▶ TASK TO COMPLETE
Find each line containing the word "bullet" and report how many there are. Add nothing else.
<<<<
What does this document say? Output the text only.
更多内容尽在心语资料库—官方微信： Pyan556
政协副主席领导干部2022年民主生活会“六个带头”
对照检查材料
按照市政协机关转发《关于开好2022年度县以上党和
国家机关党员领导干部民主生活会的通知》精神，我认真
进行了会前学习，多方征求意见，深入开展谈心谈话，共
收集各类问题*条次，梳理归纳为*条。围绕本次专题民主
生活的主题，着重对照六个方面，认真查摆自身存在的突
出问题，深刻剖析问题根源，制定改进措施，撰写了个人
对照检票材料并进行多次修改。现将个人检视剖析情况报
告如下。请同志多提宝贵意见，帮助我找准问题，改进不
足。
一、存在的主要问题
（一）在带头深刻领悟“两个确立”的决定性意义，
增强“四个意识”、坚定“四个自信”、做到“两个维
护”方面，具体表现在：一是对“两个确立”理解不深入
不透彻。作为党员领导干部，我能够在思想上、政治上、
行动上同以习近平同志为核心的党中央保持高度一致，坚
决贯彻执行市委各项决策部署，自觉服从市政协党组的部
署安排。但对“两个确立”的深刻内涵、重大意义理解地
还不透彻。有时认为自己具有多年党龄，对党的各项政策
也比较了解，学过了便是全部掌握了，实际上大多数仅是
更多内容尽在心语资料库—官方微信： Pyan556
>>>>
<<<<
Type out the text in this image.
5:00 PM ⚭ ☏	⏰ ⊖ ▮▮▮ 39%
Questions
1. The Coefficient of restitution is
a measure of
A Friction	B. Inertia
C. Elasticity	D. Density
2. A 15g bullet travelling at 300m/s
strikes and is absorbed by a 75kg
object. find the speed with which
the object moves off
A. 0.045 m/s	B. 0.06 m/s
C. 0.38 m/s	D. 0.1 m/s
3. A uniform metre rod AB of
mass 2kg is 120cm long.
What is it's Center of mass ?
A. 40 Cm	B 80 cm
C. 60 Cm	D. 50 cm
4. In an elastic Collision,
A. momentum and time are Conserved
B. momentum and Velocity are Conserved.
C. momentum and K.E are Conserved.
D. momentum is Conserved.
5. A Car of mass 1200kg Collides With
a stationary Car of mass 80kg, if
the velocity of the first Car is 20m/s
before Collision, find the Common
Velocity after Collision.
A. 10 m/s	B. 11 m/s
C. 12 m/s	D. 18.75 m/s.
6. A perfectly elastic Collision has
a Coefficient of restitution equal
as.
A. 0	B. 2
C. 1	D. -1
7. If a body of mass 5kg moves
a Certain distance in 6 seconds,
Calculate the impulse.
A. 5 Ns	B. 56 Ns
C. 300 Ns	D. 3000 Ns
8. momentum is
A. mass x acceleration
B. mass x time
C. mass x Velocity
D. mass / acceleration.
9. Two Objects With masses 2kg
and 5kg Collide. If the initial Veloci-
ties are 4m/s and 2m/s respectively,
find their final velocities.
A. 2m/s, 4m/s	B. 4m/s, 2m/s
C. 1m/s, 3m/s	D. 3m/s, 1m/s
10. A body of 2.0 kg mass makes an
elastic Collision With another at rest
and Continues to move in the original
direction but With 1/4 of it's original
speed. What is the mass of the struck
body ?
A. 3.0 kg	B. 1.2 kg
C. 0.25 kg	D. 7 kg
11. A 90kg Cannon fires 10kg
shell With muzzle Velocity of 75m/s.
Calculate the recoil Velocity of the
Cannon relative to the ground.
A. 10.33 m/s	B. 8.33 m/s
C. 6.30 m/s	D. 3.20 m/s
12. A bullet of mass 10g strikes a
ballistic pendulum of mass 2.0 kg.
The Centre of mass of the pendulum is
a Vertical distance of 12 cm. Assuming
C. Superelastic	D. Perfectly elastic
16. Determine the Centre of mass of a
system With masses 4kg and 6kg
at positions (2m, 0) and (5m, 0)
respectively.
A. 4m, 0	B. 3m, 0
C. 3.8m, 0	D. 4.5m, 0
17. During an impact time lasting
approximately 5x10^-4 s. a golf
>>>>
<<<<
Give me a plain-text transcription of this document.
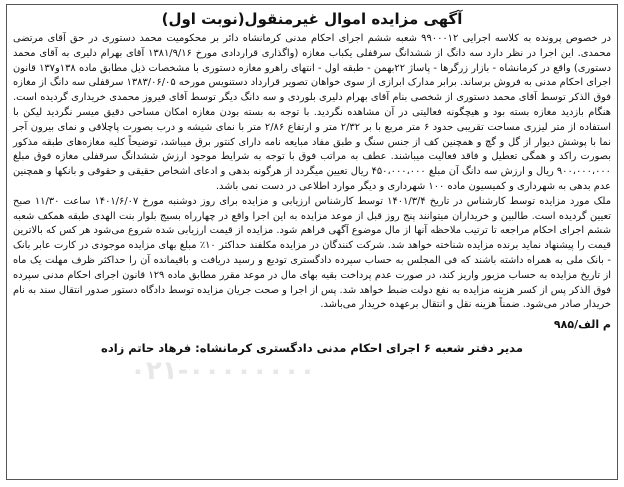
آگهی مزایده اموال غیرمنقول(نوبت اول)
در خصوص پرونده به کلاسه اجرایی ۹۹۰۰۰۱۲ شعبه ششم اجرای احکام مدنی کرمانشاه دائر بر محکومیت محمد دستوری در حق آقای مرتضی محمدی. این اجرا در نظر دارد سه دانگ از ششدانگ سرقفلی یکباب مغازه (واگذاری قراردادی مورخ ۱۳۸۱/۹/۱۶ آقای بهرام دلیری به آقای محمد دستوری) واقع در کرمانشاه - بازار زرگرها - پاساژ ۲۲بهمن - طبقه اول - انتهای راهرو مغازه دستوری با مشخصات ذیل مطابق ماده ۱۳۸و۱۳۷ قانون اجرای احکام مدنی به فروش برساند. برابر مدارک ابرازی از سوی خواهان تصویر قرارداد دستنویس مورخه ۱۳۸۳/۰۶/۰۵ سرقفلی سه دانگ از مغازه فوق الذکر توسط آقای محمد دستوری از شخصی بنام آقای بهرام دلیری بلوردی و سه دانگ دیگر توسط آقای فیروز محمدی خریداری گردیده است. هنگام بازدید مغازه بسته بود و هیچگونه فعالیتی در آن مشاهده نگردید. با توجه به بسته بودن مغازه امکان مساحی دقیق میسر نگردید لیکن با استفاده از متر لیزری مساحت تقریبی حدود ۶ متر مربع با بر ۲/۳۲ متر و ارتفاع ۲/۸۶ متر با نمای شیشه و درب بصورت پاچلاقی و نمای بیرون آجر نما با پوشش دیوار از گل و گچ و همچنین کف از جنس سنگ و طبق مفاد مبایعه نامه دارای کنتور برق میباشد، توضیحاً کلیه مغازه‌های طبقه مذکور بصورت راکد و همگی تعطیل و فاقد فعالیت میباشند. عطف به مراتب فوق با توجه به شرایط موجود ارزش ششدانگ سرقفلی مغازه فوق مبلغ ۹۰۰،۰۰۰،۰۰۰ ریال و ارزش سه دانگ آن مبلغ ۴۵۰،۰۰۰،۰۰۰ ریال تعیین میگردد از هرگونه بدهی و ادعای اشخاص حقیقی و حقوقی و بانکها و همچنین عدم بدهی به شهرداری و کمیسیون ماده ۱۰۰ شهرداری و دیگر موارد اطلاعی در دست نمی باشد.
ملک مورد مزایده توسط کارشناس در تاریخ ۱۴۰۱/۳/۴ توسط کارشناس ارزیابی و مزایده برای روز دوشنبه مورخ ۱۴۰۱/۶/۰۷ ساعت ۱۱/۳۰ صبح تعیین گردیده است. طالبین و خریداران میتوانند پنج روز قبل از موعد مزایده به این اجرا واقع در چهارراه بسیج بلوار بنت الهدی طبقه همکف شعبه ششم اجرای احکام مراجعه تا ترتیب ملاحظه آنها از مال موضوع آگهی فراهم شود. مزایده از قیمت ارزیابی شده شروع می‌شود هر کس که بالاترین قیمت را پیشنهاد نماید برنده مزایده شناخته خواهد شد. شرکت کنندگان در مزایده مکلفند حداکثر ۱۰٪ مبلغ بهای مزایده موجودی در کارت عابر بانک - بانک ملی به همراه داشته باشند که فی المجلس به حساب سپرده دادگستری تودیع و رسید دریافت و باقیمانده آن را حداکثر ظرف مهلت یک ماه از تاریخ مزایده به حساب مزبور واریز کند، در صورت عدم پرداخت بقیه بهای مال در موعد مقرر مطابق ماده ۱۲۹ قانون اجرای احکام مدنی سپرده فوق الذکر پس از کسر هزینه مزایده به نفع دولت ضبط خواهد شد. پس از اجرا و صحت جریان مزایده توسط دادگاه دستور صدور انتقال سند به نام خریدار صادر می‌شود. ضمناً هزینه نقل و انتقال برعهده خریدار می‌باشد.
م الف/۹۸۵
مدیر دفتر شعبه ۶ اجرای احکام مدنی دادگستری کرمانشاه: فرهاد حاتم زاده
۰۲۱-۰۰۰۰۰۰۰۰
>>>>
▶ EXPECTED ANSWER
2